## Short exercise
Transcribe the material in full. Nothing should differ except that the pictures are left out.

-- begin --

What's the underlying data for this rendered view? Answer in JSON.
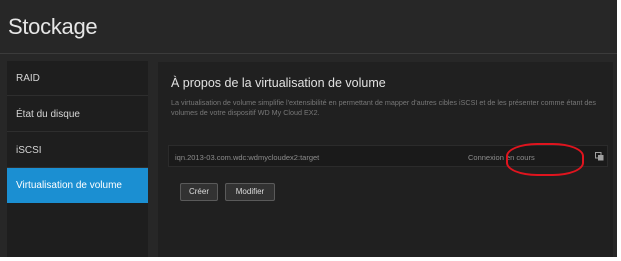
{
  "app": {
    "title": "Stockage"
  },
  "sidebar": {
    "items": [
      {
        "label": "RAID",
        "active": false
      },
      {
        "label": "État du disque",
        "active": false
      },
      {
        "label": "iSCSI",
        "active": false
      },
      {
        "label": "Virtualisation de volume",
        "active": true
      }
    ]
  },
  "main": {
    "heading": "À propos de la virtualisation de volume",
    "description": "La virtualisation de volume simplifie l'extensibilité en permettant de mapper d'autres cibles iSCSI et de les présenter comme étant des volumes de votre dispositif WD My Cloud EX2.",
    "target": {
      "name": "iqn.2013-03.com.wdc:wdmycloudex2:target",
      "status": "Connexion en cours",
      "icon": "copy-icon"
    },
    "buttons": {
      "create": "Créer",
      "edit": "Modifier"
    }
  },
  "colors": {
    "accent": "#1b8fd2",
    "annotation": "#e0141e",
    "background": "#272727"
  }
}
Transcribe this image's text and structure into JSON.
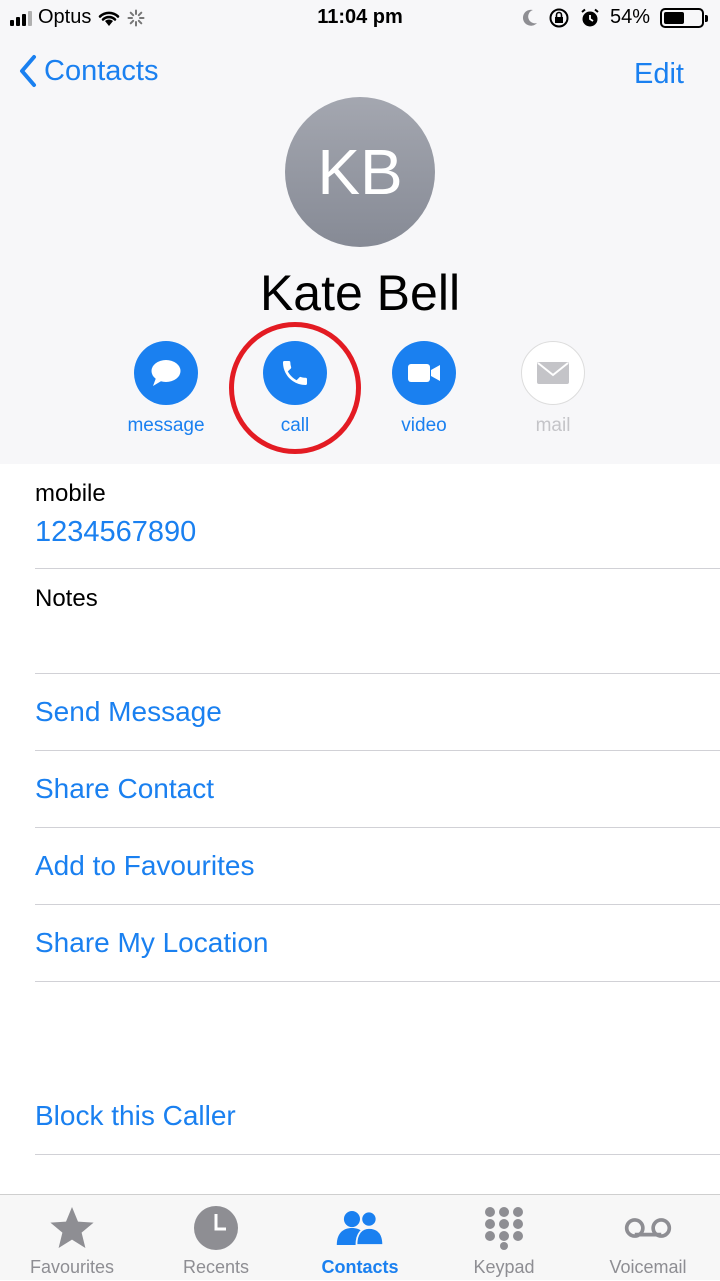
{
  "status_bar": {
    "carrier": "Optus",
    "time": "11:04 pm",
    "battery": "54%"
  },
  "nav": {
    "back_label": "Contacts",
    "edit_label": "Edit"
  },
  "contact": {
    "initials": "KB",
    "name": "Kate Bell"
  },
  "actions": [
    {
      "label": "message",
      "icon": "message-bubble-icon",
      "enabled": true
    },
    {
      "label": "call",
      "icon": "phone-icon",
      "enabled": true
    },
    {
      "label": "video",
      "icon": "video-camera-icon",
      "enabled": true
    },
    {
      "label": "mail",
      "icon": "envelope-icon",
      "enabled": false
    }
  ],
  "fields": {
    "mobile_label": "mobile",
    "mobile_value": "1234567890",
    "notes_label": "Notes"
  },
  "links": {
    "send_message": "Send Message",
    "share_contact": "Share Contact",
    "add_favourites": "Add to Favourites",
    "share_location": "Share My Location",
    "block_caller": "Block this Caller"
  },
  "tabs": [
    {
      "label": "Favourites",
      "icon": "star-icon",
      "active": false
    },
    {
      "label": "Recents",
      "icon": "clock-icon",
      "active": false
    },
    {
      "label": "Contacts",
      "icon": "contacts-people-icon",
      "active": true
    },
    {
      "label": "Keypad",
      "icon": "keypad-icon",
      "active": false
    },
    {
      "label": "Voicemail",
      "icon": "voicemail-icon",
      "active": false
    }
  ],
  "colors": {
    "accent": "#1a80f0",
    "annotation": "#e31b23",
    "disabled": "#c4c4c8",
    "inactive_tab": "#8e8e93"
  }
}
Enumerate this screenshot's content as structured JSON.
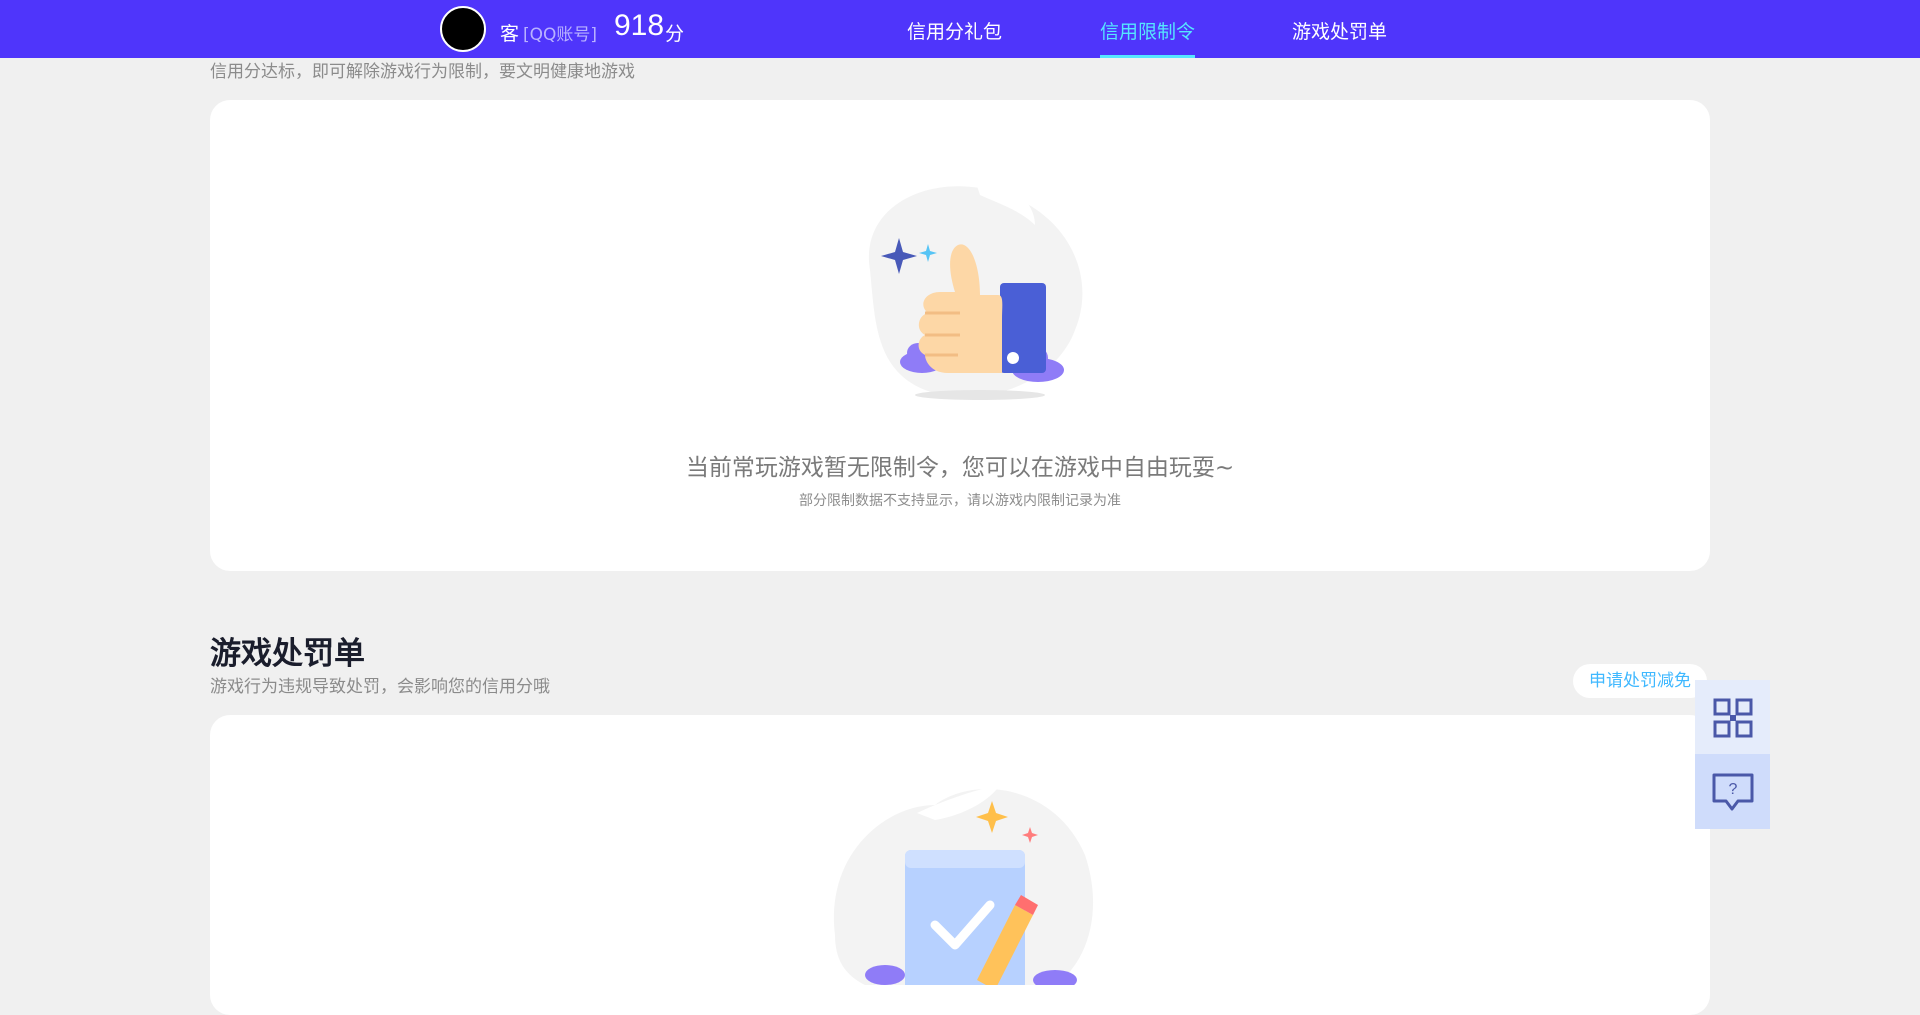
{
  "header": {
    "user_name": "客",
    "account_type": "[QQ账号]",
    "score": "918",
    "score_unit": "分",
    "tabs": [
      {
        "label": "信用分礼包",
        "active": false
      },
      {
        "label": "信用限制令",
        "active": true
      },
      {
        "label": "游戏处罚单",
        "active": false
      }
    ]
  },
  "restriction": {
    "subtitle": "信用分达标，即可解除游戏行为限制，要文明健康地游戏",
    "empty_main": "当前常玩游戏暂无限制令，您可以在游戏中自由玩耍~",
    "empty_sub": "部分限制数据不支持显示，请以游戏内限制记录为准"
  },
  "penalty": {
    "title": "游戏处罚单",
    "subtitle": "游戏行为违规导致处罚，会影响您的信用分哦",
    "apply_label": "申请处罚减免"
  },
  "side_tools": {
    "qr": "qr-code-icon",
    "help": "help-chat-icon"
  },
  "colors": {
    "header_bg": "#4f35fb",
    "active_tab": "#56e6ff",
    "page_bg": "#f0f0f0",
    "link": "#3fb8ff"
  }
}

-- end --

## Exercise result
What's the underlying data for this rendered view? Answer in JSON.
{
  "app": {
    "title": "Stockage"
  },
  "sidebar": {
    "items": [
      {
        "label": "RAID",
        "active": false
      },
      {
        "label": "État du disque",
        "active": false
      },
      {
        "label": "iSCSI",
        "active": false
      },
      {
        "label": "Virtualisation de volume",
        "active": true
      }
    ]
  },
  "main": {
    "heading": "À propos de la virtualisation de volume",
    "description": "La virtualisation de volume simplifie l'extensibilité en permettant de mapper d'autres cibles iSCSI et de les présenter comme étant des volumes de votre dispositif WD My Cloud EX2.",
    "target": {
      "name": "iqn.2013-03.com.wdc:wdmycloudex2:target",
      "status": "Connexion en cours",
      "icon": "copy-icon"
    },
    "buttons": {
      "create": "Créer",
      "edit": "Modifier"
    }
  },
  "colors": {
    "accent": "#1b8fd2",
    "annotation": "#e0141e",
    "background": "#272727"
  }
}
Transcribe this image's text and structure into JSON.
{
  "status_bar": {
    "carrier": "Optus",
    "time": "11:04 pm",
    "battery": "54%"
  },
  "nav": {
    "back_label": "Contacts",
    "edit_label": "Edit"
  },
  "contact": {
    "initials": "KB",
    "name": "Kate Bell"
  },
  "actions": [
    {
      "label": "message",
      "icon": "message-bubble-icon",
      "enabled": true
    },
    {
      "label": "call",
      "icon": "phone-icon",
      "enabled": true
    },
    {
      "label": "video",
      "icon": "video-camera-icon",
      "enabled": true
    },
    {
      "label": "mail",
      "icon": "envelope-icon",
      "enabled": false
    }
  ],
  "fields": {
    "mobile_label": "mobile",
    "mobile_value": "1234567890",
    "notes_label": "Notes"
  },
  "links": {
    "send_message": "Send Message",
    "share_contact": "Share Contact",
    "add_favourites": "Add to Favourites",
    "share_location": "Share My Location",
    "block_caller": "Block this Caller"
  },
  "tabs": [
    {
      "label": "Favourites",
      "icon": "star-icon",
      "active": false
    },
    {
      "label": "Recents",
      "icon": "clock-icon",
      "active": false
    },
    {
      "label": "Contacts",
      "icon": "contacts-people-icon",
      "active": true
    },
    {
      "label": "Keypad",
      "icon": "keypad-icon",
      "active": false
    },
    {
      "label": "Voicemail",
      "icon": "voicemail-icon",
      "active": false
    }
  ],
  "colors": {
    "accent": "#1a80f0",
    "annotation": "#e31b23",
    "disabled": "#c4c4c8",
    "inactive_tab": "#8e8e93"
  }
}
Enumerate this screenshot's content as structured JSON.
{
  "header": {
    "user_name": "客",
    "account_type": "[QQ账号]",
    "score": "918",
    "score_unit": "分",
    "tabs": [
      {
        "label": "信用分礼包",
        "active": false
      },
      {
        "label": "信用限制令",
        "active": true
      },
      {
        "label": "游戏处罚单",
        "active": false
      }
    ]
  },
  "restriction": {
    "subtitle": "信用分达标，即可解除游戏行为限制，要文明健康地游戏",
    "empty_main": "当前常玩游戏暂无限制令，您可以在游戏中自由玩耍~",
    "empty_sub": "部分限制数据不支持显示，请以游戏内限制记录为准"
  },
  "penalty": {
    "title": "游戏处罚单",
    "subtitle": "游戏行为违规导致处罚，会影响您的信用分哦",
    "apply_label": "申请处罚减免"
  },
  "side_tools": {
    "qr": "qr-code-icon",
    "help": "help-chat-icon"
  },
  "colors": {
    "header_bg": "#4f35fb",
    "active_tab": "#56e6ff",
    "page_bg": "#f0f0f0",
    "link": "#3fb8ff"
  }
}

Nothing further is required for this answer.